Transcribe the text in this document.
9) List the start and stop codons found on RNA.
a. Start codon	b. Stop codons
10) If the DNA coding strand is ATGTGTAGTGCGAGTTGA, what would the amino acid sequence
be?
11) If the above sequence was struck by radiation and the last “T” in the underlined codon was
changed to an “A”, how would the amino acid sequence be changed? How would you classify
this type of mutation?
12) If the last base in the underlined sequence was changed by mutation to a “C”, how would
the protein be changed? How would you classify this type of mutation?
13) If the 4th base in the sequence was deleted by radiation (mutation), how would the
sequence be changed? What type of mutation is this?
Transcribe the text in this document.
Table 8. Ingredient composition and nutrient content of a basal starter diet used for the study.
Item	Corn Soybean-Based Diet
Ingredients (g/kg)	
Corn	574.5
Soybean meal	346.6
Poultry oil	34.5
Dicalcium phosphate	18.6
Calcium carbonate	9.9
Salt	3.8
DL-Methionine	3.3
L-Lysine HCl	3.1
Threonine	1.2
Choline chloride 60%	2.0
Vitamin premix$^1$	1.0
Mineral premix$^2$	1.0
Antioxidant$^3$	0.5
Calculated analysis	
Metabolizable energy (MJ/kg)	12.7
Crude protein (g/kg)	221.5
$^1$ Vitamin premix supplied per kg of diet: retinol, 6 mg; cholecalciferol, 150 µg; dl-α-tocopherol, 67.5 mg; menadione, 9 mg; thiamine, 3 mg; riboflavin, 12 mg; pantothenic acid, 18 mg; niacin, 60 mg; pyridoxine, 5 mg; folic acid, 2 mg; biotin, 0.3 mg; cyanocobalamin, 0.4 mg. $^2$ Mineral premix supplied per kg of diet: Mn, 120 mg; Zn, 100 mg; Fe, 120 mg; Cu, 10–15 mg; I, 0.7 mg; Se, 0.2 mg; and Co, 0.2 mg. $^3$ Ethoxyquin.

> _Task to complete_
A single number is needed: the count of lines in the records that include "this".

> _Result of the task_
5